*Objective*
Write out all of the entries that follow, word for word, but skip the pictures.

# # # # # # #

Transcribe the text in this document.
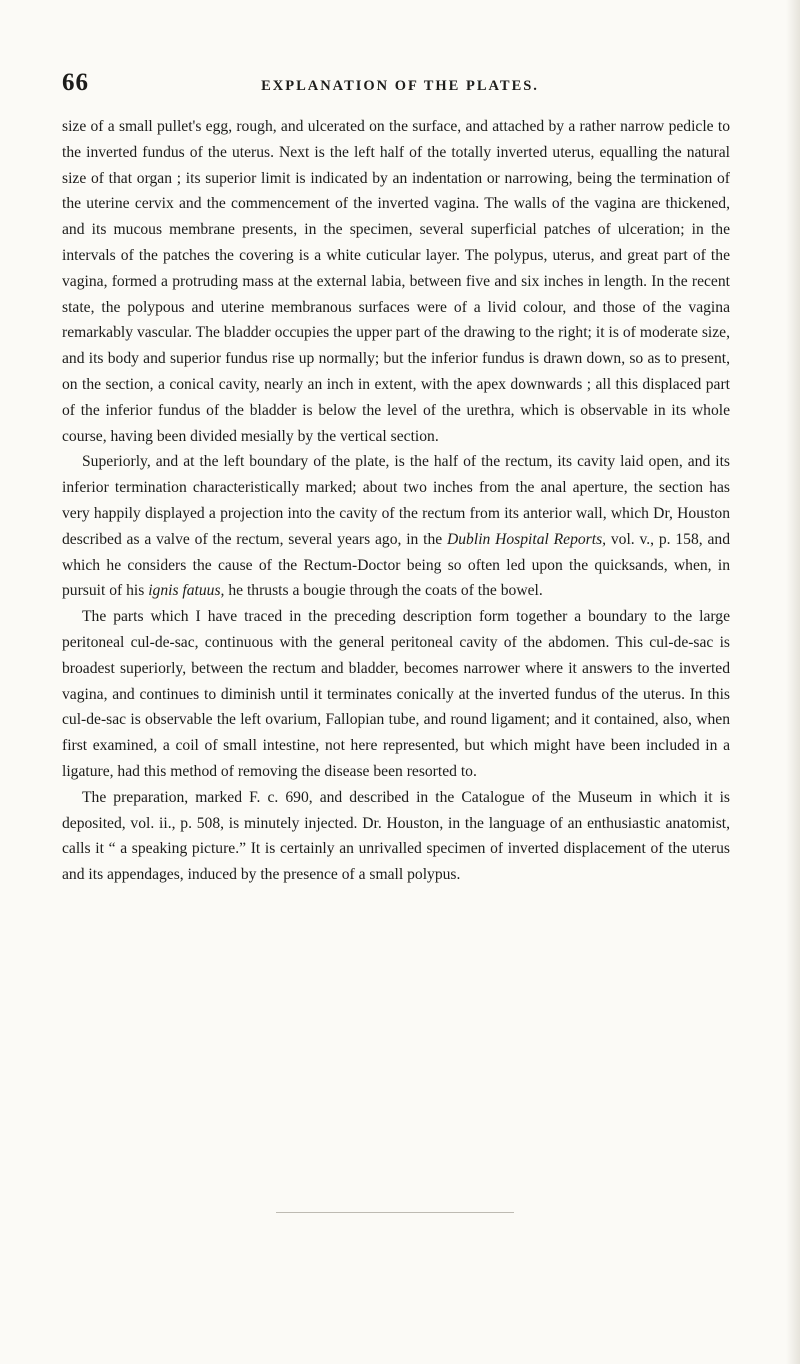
66	EXPLANATION OF THE PLATES.

size of a small pullet's egg, rough, and ulcerated on the surface, and attached by a rather narrow pedicle to the inverted fundus of the uterus. Next is the left half of the totally inverted uterus, equalling the natural size of that organ ; its superior limit is indicated by an indentation or narrowing, being the termination of the uterine cervix and the commencement of the inverted vagina. The walls of the vagina are thickened, and its mucous membrane presents, in the specimen, several superficial patches of ulceration; in the intervals of the patches the covering is a white cuticular layer. The polypus, uterus, and great part of the vagina, formed a protruding mass at the external labia, between five and six inches in length. In the recent state, the polypous and uterine membranous surfaces were of a livid colour, and those of the vagina remarkably vascular. The bladder occupies the upper part of the drawing to the right; it is of moderate size, and its body and superior fundus rise up normally; but the inferior fundus is drawn down, so as to present, on the section, a conical cavity, nearly an inch in extent, with the apex downwards ; all this displaced part of the inferior fundus of the bladder is below the level of the urethra, which is observable in its whole course, having been divided mesially by the vertical section.

Superiorly, and at the left boundary of the plate, is the half of the rectum, its cavity laid open, and its inferior termination characteristically marked; about two inches from the anal aperture, the section has very happily displayed a projection into the cavity of the rectum from its anterior wall, which Dr, Houston described as a valve of the rectum, several years ago, in the Dublin Hospital Reports, vol. v., p. 158, and which he considers the cause of the Rectum-Doctor being so often led upon the quicksands, when, in pursuit of his ignis fatuus, he thrusts a bougie through the coats of the bowel.

The parts which I have traced in the preceding description form together a boundary to the large peritoneal cul-de-sac, continuous with the general peritoneal cavity of the abdomen. This cul-de-sac is broadest superiorly, between the rectum and bladder, becomes narrower where it answers to the inverted vagina, and continues to diminish until it terminates conically at the inverted fundus of the uterus. In this cul-de-sac is observable the left ovarium, Fallopian tube, and round ligament; and it contained, also, when first examined, a coil of small intestine, not here represented, but which might have been included in a ligature, had this method of removing the disease been resorted to.

The preparation, marked F. c. 690, and described in the Catalogue of the Museum in which it is deposited, vol. ii., p. 508, is minutely injected. Dr. Houston, in the language of an enthusiastic anatomist, calls it “ a speaking picture.” It is certainly an unrivalled specimen of inverted displacement of the uterus and its appendages, induced by the presence of a small polypus.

# # # # # # #

*Worked answer*
Transcribe the text in this document.
66	EXPLANATION OF THE PLATES.

size of a small pullet's egg, rough, and ulcerated on the surface, and attached by a rather narrow pedicle to the inverted fundus of the uterus. Next is the left half of the totally inverted uterus, equalling the natural size of that organ ; its superior limit is indicated by an indentation or narrowing, being the termination of the uterine cervix and the commencement of the inverted vagina. The walls of the vagina are thickened, and its mucous membrane presents, in the specimen, several superficial patches of ulceration; in the intervals of the patches the covering is a white cuticular layer. The polypus, uterus, and great part of the vagina, formed a protruding mass at the external labia, between five and six inches in length. In the recent state, the polypous and uterine membranous surfaces were of a livid colour, and those of the vagina remarkably vascular. The bladder occupies the upper part of the drawing to the right; it is of moderate size, and its body and superior fundus rise up normally; but the inferior fundus is drawn down, so as to present, on the section, a conical cavity, nearly an inch in extent, with the apex downwards ; all this displaced part of the inferior fundus of the bladder is below the level of the urethra, which is observable in its whole course, having been divided mesially by the vertical section.

Superiorly, and at the left boundary of the plate, is the half of the rectum, its cavity laid open, and its inferior termination characteristically marked; about two inches from the anal aperture, the section has very happily displayed a projection into the cavity of the rectum from its anterior wall, which Dr, Houston described as a valve of the rectum, several years ago, in the Dublin Hospital Reports, vol. v., p. 158, and which he considers the cause of the Rectum-Doctor being so often led upon the quicksands, when, in pursuit of his ignis fatuus, he thrusts a bougie through the coats of the bowel.

The parts which I have traced in the preceding description form together a boundary to the large peritoneal cul-de-sac, continuous with the general peritoneal cavity of the abdomen. This cul-de-sac is broadest superiorly, between the rectum and bladder, becomes narrower where it answers to the inverted vagina, and continues to diminish until it terminates conically at the inverted fundus of the uterus. In this cul-de-sac is observable the left ovarium, Fallopian tube, and round ligament; and it contained, also, when first examined, a coil of small intestine, not here represented, but which might have been included in a ligature, had this method of removing the disease been resorted to.

The preparation, marked F. c. 690, and described in the Catalogue of the Museum in which it is deposited, vol. ii., p. 508, is minutely injected. Dr. Houston, in the language of an enthusiastic anatomist, calls it “ a speaking picture.” It is certainly an unrivalled specimen of inverted displacement of the uterus and its appendages, induced by the presence of a small polypus.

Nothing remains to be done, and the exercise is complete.